- RECORDED INFORMATION
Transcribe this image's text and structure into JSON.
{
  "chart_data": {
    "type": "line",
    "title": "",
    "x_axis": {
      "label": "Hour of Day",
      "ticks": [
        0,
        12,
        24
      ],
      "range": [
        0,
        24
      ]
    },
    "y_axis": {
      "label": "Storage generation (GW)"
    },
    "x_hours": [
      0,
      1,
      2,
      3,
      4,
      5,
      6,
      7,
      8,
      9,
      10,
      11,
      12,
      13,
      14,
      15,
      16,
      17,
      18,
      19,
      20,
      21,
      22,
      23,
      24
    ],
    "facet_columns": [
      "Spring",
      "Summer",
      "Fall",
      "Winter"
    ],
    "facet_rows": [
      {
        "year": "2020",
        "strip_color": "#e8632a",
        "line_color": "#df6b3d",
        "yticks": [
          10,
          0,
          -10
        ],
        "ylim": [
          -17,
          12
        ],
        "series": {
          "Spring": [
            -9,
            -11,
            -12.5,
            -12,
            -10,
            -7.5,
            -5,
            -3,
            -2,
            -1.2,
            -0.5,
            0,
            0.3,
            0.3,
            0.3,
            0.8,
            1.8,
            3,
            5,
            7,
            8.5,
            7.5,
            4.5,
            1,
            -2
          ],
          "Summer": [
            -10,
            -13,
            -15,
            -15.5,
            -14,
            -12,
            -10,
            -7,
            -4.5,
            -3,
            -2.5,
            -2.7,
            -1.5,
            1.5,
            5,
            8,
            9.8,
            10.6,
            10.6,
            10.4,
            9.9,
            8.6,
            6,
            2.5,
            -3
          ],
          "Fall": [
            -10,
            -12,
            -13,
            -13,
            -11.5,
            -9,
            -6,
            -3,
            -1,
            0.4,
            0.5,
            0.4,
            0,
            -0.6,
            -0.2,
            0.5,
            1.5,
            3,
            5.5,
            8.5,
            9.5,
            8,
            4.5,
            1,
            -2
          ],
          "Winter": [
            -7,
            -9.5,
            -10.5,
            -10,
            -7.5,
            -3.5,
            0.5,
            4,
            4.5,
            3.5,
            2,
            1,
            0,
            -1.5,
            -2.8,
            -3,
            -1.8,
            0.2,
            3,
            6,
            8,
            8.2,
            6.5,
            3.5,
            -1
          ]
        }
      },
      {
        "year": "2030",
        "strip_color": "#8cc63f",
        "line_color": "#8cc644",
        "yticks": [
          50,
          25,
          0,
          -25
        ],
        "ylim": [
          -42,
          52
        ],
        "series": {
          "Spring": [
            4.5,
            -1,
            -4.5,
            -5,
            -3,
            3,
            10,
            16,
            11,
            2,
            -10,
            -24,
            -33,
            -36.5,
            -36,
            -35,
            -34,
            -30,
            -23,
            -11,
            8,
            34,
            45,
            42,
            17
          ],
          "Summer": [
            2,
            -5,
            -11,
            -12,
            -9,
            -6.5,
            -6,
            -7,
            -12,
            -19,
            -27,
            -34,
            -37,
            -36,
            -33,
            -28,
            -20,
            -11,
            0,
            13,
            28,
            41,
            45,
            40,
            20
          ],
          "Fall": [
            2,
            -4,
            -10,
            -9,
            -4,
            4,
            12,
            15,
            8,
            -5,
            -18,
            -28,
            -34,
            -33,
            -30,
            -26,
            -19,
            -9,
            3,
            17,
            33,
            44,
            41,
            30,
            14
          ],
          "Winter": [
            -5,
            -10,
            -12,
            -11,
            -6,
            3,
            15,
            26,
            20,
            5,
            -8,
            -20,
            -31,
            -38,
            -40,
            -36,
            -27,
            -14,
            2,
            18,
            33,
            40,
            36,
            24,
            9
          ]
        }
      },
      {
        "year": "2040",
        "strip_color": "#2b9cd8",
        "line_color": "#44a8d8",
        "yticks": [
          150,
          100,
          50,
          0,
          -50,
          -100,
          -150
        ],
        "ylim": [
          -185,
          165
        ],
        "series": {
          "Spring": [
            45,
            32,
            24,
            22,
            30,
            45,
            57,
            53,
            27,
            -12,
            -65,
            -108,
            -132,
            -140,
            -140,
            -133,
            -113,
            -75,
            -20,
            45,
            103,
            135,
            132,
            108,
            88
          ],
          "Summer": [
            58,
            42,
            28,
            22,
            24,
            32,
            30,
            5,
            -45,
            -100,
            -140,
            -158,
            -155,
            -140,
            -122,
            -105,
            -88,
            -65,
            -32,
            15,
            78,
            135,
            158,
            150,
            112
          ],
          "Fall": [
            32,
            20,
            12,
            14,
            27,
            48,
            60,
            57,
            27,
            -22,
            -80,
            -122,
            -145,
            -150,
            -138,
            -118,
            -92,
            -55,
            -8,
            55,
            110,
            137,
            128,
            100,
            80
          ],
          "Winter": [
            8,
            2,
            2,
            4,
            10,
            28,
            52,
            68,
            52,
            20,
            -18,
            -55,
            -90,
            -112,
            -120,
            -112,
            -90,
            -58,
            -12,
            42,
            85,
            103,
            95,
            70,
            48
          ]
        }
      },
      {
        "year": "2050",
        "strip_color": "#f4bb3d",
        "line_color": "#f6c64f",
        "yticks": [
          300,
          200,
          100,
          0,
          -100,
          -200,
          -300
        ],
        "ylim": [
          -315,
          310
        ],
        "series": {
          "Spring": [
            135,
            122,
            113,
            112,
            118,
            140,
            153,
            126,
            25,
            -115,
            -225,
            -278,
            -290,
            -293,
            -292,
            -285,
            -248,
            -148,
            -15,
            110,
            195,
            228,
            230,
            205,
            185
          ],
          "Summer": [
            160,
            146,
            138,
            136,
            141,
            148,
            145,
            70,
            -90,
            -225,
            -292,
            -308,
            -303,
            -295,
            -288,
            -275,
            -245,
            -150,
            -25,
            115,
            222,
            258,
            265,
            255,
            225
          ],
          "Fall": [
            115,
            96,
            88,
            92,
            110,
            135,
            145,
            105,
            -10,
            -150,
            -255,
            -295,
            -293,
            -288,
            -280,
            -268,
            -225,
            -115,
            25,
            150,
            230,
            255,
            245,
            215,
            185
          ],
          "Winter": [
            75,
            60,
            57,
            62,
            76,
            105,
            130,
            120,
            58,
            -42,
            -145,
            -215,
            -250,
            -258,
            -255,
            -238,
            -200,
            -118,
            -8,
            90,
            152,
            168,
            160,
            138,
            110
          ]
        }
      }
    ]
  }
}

- TASK INSTRUCTIONS
Quote the whole listing above, leaving nothing out.

- REPLY
Transcribe this image's text and structure into JSON.
{
  "chart_data": {
    "type": "line",
    "title": "",
    "x_axis": {
      "label": "Hour of Day",
      "ticks": [
        0,
        12,
        24
      ],
      "range": [
        0,
        24
      ]
    },
    "y_axis": {
      "label": "Storage generation (GW)"
    },
    "x_hours": [
      0,
      1,
      2,
      3,
      4,
      5,
      6,
      7,
      8,
      9,
      10,
      11,
      12,
      13,
      14,
      15,
      16,
      17,
      18,
      19,
      20,
      21,
      22,
      23,
      24
    ],
    "facet_columns": [
      "Spring",
      "Summer",
      "Fall",
      "Winter"
    ],
    "facet_rows": [
      {
        "year": "2020",
        "strip_color": "#e8632a",
        "line_color": "#df6b3d",
        "yticks": [
          10,
          0,
          -10
        ],
        "ylim": [
          -17,
          12
        ],
        "series": {
          "Spring": [
            -9,
            -11,
            -12.5,
            -12,
            -10,
            -7.5,
            -5,
            -3,
            -2,
            -1.2,
            -0.5,
            0,
            0.3,
            0.3,
            0.3,
            0.8,
            1.8,
            3,
            5,
            7,
            8.5,
            7.5,
            4.5,
            1,
            -2
          ],
          "Summer": [
            -10,
            -13,
            -15,
            -15.5,
            -14,
            -12,
            -10,
            -7,
            -4.5,
            -3,
            -2.5,
            -2.7,
            -1.5,
            1.5,
            5,
            8,
            9.8,
            10.6,
            10.6,
            10.4,
            9.9,
            8.6,
            6,
            2.5,
            -3
          ],
          "Fall": [
            -10,
            -12,
            -13,
            -13,
            -11.5,
            -9,
            -6,
            -3,
            -1,
            0.4,
            0.5,
            0.4,
            0,
            -0.6,
            -0.2,
            0.5,
            1.5,
            3,
            5.5,
            8.5,
            9.5,
            8,
            4.5,
            1,
            -2
          ],
          "Winter": [
            -7,
            -9.5,
            -10.5,
            -10,
            -7.5,
            -3.5,
            0.5,
            4,
            4.5,
            3.5,
            2,
            1,
            0,
            -1.5,
            -2.8,
            -3,
            -1.8,
            0.2,
            3,
            6,
            8,
            8.2,
            6.5,
            3.5,
            -1
          ]
        }
      },
      {
        "year": "2030",
        "strip_color": "#8cc63f",
        "line_color": "#8cc644",
        "yticks": [
          50,
          25,
          0,
          -25
        ],
        "ylim": [
          -42,
          52
        ],
        "series": {
          "Spring": [
            4.5,
            -1,
            -4.5,
            -5,
            -3,
            3,
            10,
            16,
            11,
            2,
            -10,
            -24,
            -33,
            -36.5,
            -36,
            -35,
            -34,
            -30,
            -23,
            -11,
            8,
            34,
            45,
            42,
            17
          ],
          "Summer": [
            2,
            -5,
            -11,
            -12,
            -9,
            -6.5,
            -6,
            -7,
            -12,
            -19,
            -27,
            -34,
            -37,
            -36,
            -33,
            -28,
            -20,
            -11,
            0,
            13,
            28,
            41,
            45,
            40,
            20
          ],
          "Fall": [
            2,
            -4,
            -10,
            -9,
            -4,
            4,
            12,
            15,
            8,
            -5,
            -18,
            -28,
            -34,
            -33,
            -30,
            -26,
            -19,
            -9,
            3,
            17,
            33,
            44,
            41,
            30,
            14
          ],
          "Winter": [
            -5,
            -10,
            -12,
            -11,
            -6,
            3,
            15,
            26,
            20,
            5,
            -8,
            -20,
            -31,
            -38,
            -40,
            -36,
            -27,
            -14,
            2,
            18,
            33,
            40,
            36,
            24,
            9
          ]
        }
      },
      {
        "year": "2040",
        "strip_color": "#2b9cd8",
        "line_color": "#44a8d8",
        "yticks": [
          150,
          100,
          50,
          0,
          -50,
          -100,
          -150
        ],
        "ylim": [
          -185,
          165
        ],
        "series": {
          "Spring": [
            45,
            32,
            24,
            22,
            30,
            45,
            57,
            53,
            27,
            -12,
            -65,
            -108,
            -132,
            -140,
            -140,
            -133,
            -113,
            -75,
            -20,
            45,
            103,
            135,
            132,
            108,
            88
          ],
          "Summer": [
            58,
            42,
            28,
            22,
            24,
            32,
            30,
            5,
            -45,
            -100,
            -140,
            -158,
            -155,
            -140,
            -122,
            -105,
            -88,
            -65,
            -32,
            15,
            78,
            135,
            158,
            150,
            112
          ],
          "Fall": [
            32,
            20,
            12,
            14,
            27,
            48,
            60,
            57,
            27,
            -22,
            -80,
            -122,
            -145,
            -150,
            -138,
            -118,
            -92,
            -55,
            -8,
            55,
            110,
            137,
            128,
            100,
            80
          ],
          "Winter": [
            8,
            2,
            2,
            4,
            10,
            28,
            52,
            68,
            52,
            20,
            -18,
            -55,
            -90,
            -112,
            -120,
            -112,
            -90,
            -58,
            -12,
            42,
            85,
            103,
            95,
            70,
            48
          ]
        }
      },
      {
        "year": "2050",
        "strip_color": "#f4bb3d",
        "line_color": "#f6c64f",
        "yticks": [
          300,
          200,
          100,
          0,
          -100,
          -200,
          -300
        ],
        "ylim": [
          -315,
          310
        ],
        "series": {
          "Spring": [
            135,
            122,
            113,
            112,
            118,
            140,
            153,
            126,
            25,
            -115,
            -225,
            -278,
            -290,
            -293,
            -292,
            -285,
            -248,
            -148,
            -15,
            110,
            195,
            228,
            230,
            205,
            185
          ],
          "Summer": [
            160,
            146,
            138,
            136,
            141,
            148,
            145,
            70,
            -90,
            -225,
            -292,
            -308,
            -303,
            -295,
            -288,
            -275,
            -245,
            -150,
            -25,
            115,
            222,
            258,
            265,
            255,
            225
          ],
          "Fall": [
            115,
            96,
            88,
            92,
            110,
            135,
            145,
            105,
            -10,
            -150,
            -255,
            -295,
            -293,
            -288,
            -280,
            -268,
            -225,
            -115,
            25,
            150,
            230,
            255,
            245,
            215,
            185
          ],
          "Winter": [
            75,
            60,
            57,
            62,
            76,
            105,
            130,
            120,
            58,
            -42,
            -145,
            -215,
            -250,
            -258,
            -255,
            -238,
            -200,
            -118,
            -8,
            90,
            152,
            168,
            160,
            138,
            110
          ]
        }
      }
    ]
  }
}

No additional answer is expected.